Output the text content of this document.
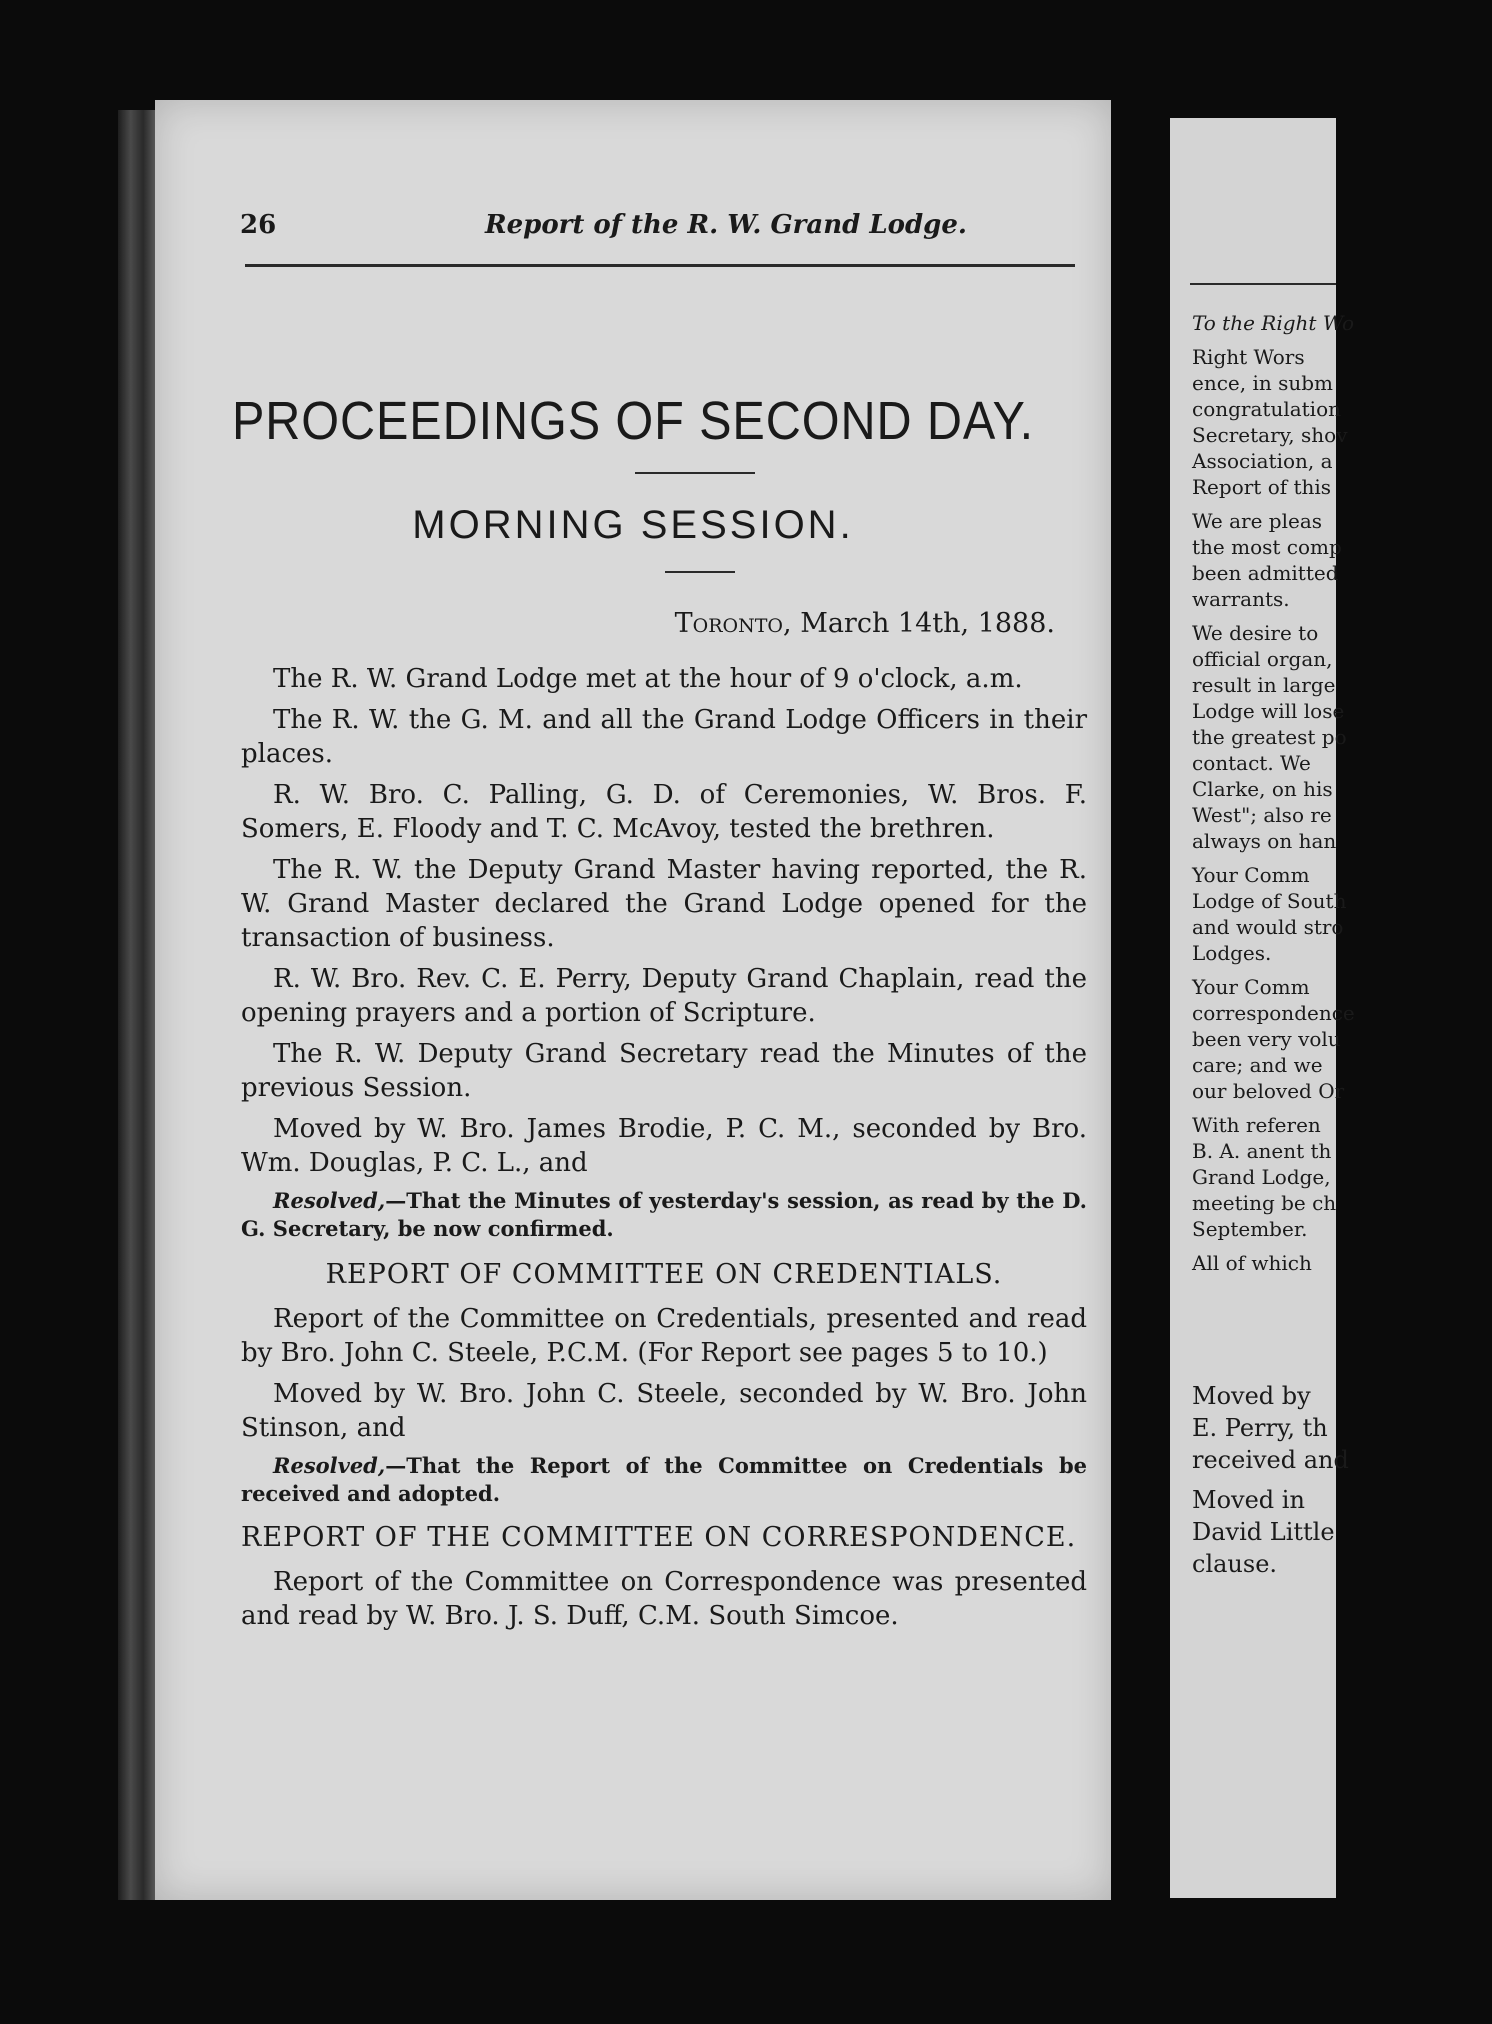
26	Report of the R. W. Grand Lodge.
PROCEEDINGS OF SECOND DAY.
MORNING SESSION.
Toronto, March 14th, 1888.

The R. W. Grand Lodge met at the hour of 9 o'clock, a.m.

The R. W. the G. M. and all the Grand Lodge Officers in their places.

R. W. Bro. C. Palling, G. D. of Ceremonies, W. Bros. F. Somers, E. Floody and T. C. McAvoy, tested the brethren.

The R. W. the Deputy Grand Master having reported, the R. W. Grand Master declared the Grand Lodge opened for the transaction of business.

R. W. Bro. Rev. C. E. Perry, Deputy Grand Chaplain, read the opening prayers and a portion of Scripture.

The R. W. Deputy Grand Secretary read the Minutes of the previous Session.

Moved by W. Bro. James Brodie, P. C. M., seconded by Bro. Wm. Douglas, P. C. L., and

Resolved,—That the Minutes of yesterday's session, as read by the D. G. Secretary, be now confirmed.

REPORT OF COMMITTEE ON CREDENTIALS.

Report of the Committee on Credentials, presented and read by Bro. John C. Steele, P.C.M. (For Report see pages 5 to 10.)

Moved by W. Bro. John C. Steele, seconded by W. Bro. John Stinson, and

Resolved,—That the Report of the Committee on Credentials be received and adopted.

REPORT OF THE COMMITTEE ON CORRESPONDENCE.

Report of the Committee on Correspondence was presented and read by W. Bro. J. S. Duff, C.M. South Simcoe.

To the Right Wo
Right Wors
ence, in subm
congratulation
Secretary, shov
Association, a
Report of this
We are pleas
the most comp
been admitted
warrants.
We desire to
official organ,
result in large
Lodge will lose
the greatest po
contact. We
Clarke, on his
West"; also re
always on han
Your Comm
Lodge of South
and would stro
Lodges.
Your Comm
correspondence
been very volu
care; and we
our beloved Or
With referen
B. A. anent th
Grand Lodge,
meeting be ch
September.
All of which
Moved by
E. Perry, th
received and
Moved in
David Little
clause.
☆ ☆ ☆ ☆
STATED TASK:
Repeat the data exactly, dropping every picture it holds.

RESPONSE TO THIS EXERCISE:
Output the text content of this document.
26	Report of the R. W. Grand Lodge.
PROCEEDINGS OF SECOND DAY.
MORNING SESSION.
Toronto, March 14th, 1888.

The R. W. Grand Lodge met at the hour of 9 o'clock, a.m.

The R. W. the G. M. and all the Grand Lodge Officers in their places.

R. W. Bro. C. Palling, G. D. of Ceremonies, W. Bros. F. Somers, E. Floody and T. C. McAvoy, tested the brethren.

The R. W. the Deputy Grand Master having reported, the R. W. Grand Master declared the Grand Lodge opened for the transaction of business.

R. W. Bro. Rev. C. E. Perry, Deputy Grand Chaplain, read the opening prayers and a portion of Scripture.

The R. W. Deputy Grand Secretary read the Minutes of the previous Session.

Moved by W. Bro. James Brodie, P. C. M., seconded by Bro. Wm. Douglas, P. C. L., and

Resolved,—That the Minutes of yesterday's session, as read by the D. G. Secretary, be now confirmed.

REPORT OF COMMITTEE ON CREDENTIALS.

Report of the Committee on Credentials, presented and read by Bro. John C. Steele, P.C.M. (For Report see pages 5 to 10.)

Moved by W. Bro. John C. Steele, seconded by W. Bro. John Stinson, and

Resolved,—That the Report of the Committee on Credentials be received and adopted.

REPORT OF THE COMMITTEE ON CORRESPONDENCE.

Report of the Committee on Correspondence was presented and read by W. Bro. J. S. Duff, C.M. South Simcoe.

To the Right Wo
Right Wors
ence, in subm
congratulation
Secretary, shov
Association, a
Report of this
We are pleas
the most comp
been admitted
warrants.
We desire to
official organ,
result in large
Lodge will lose
the greatest po
contact. We
Clarke, on his
West"; also re
always on han
Your Comm
Lodge of South
and would stro
Lodges.
Your Comm
correspondence
been very volu
care; and we
our beloved Or
With referen
B. A. anent th
Grand Lodge,
meeting be ch
September.
All of which
Moved by
E. Perry, th
received and
Moved in
David Little
clause.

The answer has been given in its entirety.